Figure record listings:
════════════════════

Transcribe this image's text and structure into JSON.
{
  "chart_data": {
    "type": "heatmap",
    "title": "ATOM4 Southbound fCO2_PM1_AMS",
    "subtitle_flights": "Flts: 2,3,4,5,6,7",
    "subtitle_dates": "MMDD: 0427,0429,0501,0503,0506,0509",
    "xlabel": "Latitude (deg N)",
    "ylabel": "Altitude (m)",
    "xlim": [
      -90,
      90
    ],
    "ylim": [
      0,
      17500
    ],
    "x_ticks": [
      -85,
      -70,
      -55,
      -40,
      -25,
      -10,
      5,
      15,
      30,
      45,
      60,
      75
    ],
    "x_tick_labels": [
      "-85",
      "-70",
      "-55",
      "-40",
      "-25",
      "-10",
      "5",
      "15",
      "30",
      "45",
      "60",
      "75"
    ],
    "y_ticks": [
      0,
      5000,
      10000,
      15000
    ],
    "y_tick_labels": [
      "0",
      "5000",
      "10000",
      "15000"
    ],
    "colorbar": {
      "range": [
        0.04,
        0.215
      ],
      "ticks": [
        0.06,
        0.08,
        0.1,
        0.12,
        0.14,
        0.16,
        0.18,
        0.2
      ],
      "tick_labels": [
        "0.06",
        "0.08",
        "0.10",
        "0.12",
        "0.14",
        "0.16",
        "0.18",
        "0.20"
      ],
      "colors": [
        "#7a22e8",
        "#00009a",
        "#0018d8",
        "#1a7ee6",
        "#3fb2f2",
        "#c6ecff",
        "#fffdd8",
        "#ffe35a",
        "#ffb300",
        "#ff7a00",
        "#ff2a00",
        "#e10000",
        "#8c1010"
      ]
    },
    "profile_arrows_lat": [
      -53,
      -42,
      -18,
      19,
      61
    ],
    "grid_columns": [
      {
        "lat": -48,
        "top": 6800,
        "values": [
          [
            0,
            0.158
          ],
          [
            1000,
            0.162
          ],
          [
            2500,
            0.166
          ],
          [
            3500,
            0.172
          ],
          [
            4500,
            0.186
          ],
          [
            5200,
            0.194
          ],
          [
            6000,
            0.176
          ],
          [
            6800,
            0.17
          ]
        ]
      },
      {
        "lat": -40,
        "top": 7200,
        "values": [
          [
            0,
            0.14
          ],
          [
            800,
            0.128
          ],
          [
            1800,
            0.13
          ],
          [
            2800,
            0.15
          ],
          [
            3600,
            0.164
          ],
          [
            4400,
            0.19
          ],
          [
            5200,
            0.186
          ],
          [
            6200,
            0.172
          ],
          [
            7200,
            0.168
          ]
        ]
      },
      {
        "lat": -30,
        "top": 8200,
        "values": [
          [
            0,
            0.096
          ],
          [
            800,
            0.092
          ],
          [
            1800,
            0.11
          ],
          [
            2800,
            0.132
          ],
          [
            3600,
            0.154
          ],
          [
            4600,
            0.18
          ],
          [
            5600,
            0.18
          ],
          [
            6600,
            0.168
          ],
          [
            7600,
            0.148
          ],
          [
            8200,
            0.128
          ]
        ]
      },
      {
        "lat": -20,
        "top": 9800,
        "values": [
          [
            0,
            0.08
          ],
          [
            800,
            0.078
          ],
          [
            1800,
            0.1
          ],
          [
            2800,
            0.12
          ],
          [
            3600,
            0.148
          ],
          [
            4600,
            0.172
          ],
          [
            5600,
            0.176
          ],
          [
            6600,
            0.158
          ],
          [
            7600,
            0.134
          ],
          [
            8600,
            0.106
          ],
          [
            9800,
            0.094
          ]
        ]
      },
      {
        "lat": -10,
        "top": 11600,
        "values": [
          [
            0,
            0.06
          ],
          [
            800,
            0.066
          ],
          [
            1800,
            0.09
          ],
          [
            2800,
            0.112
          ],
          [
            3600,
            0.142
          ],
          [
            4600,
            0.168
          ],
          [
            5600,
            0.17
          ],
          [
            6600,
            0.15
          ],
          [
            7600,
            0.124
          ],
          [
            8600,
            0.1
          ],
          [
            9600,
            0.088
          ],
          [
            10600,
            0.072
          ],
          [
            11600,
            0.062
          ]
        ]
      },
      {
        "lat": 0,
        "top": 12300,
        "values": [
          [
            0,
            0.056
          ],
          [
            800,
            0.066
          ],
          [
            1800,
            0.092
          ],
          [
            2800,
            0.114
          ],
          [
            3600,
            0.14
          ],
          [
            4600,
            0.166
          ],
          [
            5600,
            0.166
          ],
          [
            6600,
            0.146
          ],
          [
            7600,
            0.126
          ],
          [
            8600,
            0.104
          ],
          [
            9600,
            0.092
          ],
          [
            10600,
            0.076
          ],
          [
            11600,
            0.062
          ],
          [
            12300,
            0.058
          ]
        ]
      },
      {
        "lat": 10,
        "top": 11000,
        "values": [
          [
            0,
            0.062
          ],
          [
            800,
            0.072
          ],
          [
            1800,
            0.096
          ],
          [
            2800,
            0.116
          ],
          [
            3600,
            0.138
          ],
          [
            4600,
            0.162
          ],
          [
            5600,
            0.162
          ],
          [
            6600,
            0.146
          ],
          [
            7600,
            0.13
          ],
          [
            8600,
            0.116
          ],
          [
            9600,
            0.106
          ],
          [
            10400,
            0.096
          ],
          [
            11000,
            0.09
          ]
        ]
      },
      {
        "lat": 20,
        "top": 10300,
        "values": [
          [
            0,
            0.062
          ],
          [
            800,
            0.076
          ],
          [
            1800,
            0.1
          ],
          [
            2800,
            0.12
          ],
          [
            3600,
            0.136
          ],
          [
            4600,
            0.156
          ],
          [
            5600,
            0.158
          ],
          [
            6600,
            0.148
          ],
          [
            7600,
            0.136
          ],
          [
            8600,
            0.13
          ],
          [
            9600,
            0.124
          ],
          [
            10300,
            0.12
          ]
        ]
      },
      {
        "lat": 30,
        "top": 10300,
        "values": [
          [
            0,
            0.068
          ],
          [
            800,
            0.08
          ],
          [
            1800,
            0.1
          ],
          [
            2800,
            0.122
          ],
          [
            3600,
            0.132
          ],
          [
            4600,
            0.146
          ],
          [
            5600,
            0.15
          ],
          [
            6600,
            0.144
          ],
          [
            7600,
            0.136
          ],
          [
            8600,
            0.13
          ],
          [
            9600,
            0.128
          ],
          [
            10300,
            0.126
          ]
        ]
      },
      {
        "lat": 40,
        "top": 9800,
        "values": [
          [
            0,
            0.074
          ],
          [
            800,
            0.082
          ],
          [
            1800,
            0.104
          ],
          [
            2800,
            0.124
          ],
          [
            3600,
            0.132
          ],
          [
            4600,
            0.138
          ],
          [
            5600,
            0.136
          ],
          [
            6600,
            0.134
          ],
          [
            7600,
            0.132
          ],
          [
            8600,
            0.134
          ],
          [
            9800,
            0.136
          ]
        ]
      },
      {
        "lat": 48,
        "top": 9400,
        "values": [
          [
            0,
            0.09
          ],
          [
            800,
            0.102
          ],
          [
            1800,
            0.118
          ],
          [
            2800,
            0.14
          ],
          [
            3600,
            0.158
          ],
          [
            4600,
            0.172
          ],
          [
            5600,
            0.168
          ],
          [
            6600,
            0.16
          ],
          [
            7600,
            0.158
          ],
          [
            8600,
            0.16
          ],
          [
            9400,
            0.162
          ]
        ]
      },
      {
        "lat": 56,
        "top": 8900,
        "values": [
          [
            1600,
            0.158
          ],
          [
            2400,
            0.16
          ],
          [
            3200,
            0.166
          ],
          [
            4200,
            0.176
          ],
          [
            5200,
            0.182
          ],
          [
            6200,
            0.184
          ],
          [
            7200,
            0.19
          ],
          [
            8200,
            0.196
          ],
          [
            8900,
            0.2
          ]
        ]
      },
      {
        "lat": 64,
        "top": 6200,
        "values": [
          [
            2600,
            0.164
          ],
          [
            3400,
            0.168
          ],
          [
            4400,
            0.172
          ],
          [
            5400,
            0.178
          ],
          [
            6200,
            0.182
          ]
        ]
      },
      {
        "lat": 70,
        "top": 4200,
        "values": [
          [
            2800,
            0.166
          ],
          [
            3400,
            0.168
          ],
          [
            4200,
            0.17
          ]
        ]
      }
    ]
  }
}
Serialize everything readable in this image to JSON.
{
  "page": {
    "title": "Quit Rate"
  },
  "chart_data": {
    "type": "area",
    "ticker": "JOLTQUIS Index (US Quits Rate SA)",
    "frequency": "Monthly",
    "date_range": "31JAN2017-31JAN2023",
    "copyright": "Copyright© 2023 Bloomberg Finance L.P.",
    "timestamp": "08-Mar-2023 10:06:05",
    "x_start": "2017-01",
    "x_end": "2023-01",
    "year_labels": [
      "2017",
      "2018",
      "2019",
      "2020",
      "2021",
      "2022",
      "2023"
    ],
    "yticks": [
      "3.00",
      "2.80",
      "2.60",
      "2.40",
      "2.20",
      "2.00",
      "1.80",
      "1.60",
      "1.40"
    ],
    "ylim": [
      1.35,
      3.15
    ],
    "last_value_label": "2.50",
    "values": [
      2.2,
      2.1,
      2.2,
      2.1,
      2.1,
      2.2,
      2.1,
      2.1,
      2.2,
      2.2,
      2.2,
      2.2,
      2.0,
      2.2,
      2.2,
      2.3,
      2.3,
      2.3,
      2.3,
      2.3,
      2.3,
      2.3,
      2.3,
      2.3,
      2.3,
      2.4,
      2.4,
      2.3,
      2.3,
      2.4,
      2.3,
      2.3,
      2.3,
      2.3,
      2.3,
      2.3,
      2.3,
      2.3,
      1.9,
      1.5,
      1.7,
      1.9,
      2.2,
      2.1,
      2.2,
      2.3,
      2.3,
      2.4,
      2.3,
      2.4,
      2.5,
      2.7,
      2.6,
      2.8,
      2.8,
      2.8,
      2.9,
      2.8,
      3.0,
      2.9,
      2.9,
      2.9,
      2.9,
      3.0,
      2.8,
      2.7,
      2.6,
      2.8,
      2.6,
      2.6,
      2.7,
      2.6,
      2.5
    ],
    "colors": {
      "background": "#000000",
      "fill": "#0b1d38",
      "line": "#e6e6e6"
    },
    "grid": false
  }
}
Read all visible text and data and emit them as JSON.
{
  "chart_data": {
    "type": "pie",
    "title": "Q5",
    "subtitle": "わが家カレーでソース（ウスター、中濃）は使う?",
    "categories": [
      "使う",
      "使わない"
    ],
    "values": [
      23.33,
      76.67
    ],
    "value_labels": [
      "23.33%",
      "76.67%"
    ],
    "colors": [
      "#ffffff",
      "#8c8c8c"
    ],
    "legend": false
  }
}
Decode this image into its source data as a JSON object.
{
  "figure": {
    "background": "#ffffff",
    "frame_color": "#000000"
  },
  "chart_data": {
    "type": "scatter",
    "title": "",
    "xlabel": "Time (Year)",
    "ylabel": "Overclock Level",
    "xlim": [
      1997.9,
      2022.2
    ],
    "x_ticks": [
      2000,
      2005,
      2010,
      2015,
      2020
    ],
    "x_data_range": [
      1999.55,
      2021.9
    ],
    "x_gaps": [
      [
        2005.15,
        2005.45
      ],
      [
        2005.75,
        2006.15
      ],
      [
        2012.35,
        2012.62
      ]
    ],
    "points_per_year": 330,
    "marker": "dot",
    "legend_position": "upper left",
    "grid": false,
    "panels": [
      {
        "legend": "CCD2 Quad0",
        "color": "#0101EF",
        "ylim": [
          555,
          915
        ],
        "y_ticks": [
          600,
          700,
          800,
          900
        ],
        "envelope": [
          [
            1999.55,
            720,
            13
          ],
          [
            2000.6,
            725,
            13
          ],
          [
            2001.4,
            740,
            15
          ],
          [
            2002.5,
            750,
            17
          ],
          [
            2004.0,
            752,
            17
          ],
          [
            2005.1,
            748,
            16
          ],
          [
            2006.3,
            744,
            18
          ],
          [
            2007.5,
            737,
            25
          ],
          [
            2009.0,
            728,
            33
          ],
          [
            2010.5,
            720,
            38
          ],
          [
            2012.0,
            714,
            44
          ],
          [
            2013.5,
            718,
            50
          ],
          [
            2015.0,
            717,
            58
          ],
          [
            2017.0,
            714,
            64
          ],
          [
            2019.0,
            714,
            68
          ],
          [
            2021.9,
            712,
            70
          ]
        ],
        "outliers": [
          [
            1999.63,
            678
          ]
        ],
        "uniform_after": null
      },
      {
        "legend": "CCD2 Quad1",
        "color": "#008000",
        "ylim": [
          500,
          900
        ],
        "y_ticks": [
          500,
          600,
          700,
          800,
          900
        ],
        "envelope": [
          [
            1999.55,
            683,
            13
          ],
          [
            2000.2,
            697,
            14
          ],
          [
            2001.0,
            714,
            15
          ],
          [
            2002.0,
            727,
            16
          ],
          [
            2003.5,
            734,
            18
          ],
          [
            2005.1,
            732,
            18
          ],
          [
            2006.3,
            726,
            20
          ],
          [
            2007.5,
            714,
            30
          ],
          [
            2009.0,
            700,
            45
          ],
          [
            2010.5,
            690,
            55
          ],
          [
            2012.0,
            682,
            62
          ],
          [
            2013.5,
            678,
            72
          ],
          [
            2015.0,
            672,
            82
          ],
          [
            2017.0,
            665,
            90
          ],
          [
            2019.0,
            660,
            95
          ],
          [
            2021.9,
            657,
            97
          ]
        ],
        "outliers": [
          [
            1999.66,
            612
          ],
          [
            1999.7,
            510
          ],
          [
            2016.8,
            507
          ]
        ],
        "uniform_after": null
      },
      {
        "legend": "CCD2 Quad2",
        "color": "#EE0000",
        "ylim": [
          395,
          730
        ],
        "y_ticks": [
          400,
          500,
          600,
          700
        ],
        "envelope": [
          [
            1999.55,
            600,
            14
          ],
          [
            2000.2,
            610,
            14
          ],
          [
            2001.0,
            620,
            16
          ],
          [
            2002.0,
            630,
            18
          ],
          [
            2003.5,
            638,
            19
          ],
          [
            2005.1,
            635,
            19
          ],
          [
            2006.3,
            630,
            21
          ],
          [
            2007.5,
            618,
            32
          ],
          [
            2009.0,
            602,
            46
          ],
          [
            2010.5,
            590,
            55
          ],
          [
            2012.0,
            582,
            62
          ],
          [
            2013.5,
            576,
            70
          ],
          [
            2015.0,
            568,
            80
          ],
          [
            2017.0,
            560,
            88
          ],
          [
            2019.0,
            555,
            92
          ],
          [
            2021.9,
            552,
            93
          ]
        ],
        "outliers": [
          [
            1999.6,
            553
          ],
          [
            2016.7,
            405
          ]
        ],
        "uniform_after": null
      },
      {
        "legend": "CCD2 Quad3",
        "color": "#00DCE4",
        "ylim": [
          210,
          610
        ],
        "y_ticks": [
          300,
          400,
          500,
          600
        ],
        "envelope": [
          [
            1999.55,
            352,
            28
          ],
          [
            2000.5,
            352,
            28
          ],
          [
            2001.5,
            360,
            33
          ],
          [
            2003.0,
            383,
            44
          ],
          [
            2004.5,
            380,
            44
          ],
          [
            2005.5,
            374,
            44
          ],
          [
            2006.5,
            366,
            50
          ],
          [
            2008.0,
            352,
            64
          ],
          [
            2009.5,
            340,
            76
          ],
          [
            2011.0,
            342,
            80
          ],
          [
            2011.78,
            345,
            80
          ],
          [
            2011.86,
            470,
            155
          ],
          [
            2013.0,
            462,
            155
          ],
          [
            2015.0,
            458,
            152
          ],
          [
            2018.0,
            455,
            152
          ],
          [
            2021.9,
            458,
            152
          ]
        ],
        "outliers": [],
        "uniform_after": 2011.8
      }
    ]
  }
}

════════════════════

# Task objective:
Give the number of lines in the records that contain the string "Rate", with no other output.

# Full solution:
2